[START Given records]
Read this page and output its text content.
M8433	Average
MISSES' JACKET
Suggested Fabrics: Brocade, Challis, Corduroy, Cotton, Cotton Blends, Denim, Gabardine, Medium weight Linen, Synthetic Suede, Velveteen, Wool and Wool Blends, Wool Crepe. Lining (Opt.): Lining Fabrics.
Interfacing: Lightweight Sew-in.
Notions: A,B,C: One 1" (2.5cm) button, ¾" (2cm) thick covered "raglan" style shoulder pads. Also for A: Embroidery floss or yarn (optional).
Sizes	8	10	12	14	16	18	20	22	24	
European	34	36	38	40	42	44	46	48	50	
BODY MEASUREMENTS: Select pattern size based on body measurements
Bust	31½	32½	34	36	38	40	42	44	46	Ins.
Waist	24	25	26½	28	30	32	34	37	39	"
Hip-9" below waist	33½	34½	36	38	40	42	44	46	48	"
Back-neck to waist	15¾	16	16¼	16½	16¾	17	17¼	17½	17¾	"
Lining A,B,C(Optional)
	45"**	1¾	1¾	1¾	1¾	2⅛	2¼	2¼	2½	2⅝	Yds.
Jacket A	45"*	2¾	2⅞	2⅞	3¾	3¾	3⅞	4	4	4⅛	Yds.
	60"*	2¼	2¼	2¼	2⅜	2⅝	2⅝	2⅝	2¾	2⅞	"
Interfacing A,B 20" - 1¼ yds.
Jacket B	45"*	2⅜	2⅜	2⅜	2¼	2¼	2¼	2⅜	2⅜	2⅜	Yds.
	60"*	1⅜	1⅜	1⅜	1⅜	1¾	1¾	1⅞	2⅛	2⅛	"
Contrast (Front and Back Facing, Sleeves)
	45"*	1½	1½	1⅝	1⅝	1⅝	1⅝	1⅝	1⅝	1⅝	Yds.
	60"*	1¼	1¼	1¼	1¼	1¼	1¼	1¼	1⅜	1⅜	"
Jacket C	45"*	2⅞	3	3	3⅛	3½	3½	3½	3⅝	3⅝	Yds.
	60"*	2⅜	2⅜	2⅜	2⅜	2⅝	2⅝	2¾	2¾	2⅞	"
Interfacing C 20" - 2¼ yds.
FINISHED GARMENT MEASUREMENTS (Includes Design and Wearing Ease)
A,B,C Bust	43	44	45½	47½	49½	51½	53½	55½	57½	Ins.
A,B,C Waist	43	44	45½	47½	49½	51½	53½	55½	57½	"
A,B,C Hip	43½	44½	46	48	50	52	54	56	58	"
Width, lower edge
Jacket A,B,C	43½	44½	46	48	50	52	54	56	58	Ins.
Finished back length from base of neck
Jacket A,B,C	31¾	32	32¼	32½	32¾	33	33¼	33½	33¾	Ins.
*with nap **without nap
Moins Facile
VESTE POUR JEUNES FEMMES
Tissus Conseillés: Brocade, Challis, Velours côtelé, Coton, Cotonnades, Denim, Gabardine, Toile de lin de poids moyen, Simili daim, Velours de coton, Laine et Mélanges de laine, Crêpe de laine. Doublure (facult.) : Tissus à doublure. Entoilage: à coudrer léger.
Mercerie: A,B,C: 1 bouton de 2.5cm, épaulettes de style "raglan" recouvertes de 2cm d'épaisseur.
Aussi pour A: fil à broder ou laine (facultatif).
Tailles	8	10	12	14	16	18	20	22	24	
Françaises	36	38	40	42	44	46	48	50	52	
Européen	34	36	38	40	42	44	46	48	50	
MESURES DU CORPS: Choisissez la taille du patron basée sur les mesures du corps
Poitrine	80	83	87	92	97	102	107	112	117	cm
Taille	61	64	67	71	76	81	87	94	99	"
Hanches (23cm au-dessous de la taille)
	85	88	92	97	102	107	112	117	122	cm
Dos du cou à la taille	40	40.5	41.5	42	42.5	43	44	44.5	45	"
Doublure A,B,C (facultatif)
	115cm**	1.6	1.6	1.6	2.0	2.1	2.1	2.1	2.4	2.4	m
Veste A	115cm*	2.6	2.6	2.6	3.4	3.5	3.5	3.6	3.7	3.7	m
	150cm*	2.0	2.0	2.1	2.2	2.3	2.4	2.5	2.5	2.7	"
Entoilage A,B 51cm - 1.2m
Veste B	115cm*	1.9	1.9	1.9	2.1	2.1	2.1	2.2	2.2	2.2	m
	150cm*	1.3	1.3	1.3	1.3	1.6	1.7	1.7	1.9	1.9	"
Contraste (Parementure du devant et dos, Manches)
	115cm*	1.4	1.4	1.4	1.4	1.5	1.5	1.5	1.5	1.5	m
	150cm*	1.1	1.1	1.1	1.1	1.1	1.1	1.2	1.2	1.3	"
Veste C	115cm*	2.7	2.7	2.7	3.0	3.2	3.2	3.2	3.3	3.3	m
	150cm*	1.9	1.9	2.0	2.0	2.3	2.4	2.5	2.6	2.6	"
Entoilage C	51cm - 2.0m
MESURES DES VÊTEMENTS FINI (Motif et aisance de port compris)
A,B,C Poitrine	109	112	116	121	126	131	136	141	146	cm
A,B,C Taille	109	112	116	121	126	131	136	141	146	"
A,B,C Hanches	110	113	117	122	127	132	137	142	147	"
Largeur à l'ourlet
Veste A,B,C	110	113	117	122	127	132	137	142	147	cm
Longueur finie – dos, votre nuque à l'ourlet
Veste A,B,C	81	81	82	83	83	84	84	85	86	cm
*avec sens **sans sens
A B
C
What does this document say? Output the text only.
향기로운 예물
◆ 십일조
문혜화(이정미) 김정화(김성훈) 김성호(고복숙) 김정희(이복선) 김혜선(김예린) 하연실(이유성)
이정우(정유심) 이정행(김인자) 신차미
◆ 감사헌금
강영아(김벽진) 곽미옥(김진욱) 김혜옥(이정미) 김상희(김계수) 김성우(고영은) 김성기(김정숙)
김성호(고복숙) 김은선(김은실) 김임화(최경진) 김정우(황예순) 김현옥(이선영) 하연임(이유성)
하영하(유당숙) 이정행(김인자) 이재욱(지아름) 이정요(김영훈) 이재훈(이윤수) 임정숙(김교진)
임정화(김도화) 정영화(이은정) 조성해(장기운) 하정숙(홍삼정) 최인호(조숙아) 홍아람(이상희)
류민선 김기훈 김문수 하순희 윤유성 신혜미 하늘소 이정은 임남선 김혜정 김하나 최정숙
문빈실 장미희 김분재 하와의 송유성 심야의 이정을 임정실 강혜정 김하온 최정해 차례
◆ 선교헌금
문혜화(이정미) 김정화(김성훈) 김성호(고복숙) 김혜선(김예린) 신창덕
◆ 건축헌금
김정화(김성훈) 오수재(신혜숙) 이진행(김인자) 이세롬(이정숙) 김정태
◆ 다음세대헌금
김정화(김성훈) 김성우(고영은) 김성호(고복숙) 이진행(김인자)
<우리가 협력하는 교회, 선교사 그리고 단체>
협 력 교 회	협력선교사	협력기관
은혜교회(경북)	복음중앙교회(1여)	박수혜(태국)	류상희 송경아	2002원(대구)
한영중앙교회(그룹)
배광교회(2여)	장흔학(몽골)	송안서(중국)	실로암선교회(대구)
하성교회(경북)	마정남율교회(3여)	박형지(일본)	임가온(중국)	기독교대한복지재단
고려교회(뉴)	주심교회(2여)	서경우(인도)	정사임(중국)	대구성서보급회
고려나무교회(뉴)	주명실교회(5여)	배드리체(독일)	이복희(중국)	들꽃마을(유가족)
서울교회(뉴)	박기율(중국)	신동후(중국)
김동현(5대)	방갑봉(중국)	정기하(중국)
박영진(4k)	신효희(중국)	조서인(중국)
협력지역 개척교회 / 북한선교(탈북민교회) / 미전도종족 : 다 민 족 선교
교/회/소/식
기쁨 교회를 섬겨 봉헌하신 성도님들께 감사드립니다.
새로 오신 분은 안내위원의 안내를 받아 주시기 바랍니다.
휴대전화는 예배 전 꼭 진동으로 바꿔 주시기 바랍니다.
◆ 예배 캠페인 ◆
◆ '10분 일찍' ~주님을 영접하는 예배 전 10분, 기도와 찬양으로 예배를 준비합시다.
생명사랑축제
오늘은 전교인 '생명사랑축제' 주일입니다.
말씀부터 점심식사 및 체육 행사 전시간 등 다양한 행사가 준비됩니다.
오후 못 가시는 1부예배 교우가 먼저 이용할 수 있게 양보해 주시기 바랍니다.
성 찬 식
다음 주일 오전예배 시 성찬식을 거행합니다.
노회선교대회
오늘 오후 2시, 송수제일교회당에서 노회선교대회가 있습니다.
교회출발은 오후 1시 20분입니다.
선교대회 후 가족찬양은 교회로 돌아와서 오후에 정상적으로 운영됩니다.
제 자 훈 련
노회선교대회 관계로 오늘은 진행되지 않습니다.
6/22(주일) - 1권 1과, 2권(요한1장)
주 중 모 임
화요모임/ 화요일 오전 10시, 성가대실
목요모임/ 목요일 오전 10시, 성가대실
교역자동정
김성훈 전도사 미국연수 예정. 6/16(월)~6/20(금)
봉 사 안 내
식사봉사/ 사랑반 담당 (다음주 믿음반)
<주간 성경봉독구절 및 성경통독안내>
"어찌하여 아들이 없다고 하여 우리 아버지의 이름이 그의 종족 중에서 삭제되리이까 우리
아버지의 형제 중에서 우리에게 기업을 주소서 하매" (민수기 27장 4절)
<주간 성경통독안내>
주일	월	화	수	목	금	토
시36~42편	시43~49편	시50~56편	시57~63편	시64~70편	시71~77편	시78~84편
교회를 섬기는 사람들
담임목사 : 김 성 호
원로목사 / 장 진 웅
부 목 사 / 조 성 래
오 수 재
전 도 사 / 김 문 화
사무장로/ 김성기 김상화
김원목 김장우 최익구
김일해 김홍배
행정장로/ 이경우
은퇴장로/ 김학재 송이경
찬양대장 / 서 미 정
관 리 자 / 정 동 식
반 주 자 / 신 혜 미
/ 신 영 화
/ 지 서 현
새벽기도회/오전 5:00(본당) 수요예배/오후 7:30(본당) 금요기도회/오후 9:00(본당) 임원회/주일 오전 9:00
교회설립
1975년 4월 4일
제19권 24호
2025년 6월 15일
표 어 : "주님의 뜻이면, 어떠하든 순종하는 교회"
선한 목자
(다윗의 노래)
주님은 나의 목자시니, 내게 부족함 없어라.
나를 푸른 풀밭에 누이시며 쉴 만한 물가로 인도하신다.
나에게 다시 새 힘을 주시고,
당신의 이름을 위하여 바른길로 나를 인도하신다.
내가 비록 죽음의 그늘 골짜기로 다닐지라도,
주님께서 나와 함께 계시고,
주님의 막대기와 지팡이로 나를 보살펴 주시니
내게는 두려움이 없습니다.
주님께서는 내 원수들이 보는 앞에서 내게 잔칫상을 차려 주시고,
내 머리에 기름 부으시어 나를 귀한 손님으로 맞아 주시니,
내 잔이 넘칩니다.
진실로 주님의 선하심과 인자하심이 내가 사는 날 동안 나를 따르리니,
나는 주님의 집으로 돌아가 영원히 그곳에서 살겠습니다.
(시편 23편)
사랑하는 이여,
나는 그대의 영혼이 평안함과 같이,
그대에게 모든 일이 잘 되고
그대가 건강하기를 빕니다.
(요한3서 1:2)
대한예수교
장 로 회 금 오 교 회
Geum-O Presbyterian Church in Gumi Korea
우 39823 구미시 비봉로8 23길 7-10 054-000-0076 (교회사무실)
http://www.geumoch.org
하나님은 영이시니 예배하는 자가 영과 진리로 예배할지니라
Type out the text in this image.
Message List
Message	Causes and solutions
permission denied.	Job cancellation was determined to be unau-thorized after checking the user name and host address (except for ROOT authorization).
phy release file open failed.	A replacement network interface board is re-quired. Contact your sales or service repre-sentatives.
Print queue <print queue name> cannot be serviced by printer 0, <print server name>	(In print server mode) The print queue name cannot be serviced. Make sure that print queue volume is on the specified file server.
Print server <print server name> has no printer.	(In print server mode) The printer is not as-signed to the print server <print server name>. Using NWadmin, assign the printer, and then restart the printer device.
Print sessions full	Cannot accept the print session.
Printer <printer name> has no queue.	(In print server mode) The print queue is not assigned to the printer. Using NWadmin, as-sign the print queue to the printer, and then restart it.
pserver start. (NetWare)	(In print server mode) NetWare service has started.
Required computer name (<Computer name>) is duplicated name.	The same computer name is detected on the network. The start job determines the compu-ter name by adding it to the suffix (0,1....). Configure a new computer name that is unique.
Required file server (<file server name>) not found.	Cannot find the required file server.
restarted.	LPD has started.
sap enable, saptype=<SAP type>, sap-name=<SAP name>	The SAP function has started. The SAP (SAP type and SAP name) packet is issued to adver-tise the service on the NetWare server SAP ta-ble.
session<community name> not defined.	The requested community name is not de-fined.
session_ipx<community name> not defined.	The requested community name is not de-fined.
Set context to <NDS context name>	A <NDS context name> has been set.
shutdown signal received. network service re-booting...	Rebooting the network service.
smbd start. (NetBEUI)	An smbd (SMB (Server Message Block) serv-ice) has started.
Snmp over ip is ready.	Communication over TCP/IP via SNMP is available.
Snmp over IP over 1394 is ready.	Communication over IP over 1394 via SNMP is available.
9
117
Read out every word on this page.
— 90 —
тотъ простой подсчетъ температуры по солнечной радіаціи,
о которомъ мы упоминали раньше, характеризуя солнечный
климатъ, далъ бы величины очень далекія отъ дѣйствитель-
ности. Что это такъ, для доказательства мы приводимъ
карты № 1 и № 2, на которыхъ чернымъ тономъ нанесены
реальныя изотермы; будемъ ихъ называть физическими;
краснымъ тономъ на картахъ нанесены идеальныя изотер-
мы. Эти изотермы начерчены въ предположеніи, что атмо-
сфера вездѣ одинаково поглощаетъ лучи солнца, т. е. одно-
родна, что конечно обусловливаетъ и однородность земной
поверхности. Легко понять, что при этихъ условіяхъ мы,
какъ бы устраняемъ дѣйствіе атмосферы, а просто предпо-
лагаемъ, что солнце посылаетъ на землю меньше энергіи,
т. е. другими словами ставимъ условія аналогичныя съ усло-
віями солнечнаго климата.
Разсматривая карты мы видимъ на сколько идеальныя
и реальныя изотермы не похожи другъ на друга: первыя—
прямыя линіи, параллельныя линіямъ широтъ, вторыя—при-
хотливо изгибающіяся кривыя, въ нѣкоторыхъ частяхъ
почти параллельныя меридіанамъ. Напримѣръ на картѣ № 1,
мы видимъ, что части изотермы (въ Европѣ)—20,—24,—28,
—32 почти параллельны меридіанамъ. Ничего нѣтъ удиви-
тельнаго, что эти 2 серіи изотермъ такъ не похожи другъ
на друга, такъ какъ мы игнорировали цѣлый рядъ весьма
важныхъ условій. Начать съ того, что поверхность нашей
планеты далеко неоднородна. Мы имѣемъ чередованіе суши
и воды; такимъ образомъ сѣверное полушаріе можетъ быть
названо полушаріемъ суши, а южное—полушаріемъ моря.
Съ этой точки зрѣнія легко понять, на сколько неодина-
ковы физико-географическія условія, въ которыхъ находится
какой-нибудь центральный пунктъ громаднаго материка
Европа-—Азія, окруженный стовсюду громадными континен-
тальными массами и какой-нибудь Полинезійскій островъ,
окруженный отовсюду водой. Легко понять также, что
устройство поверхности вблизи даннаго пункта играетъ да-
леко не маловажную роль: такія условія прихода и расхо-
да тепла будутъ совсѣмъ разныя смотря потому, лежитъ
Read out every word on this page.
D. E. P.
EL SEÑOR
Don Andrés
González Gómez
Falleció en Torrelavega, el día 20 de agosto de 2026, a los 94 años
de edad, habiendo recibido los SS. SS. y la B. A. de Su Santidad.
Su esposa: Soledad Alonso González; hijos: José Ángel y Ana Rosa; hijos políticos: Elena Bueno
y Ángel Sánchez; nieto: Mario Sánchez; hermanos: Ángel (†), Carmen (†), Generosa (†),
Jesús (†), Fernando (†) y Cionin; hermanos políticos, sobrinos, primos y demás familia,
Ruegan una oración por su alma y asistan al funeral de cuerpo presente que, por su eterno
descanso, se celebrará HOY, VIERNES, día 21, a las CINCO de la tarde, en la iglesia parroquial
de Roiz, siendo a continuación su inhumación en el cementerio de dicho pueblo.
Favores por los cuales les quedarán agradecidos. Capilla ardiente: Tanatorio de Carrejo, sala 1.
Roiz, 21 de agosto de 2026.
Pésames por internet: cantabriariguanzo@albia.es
[END Given records]
Instructions to follow
From the entries above, copy each line holding "políticos".

The reply
Su esposa: Soledad Alonso González; hijos: José Ángel y Ana Rosa; hijos políticos: Elena Bueno
Jesús (†), Fernando (†) y Cionin; hermanos políticos, sobrinos, primos y demás familia,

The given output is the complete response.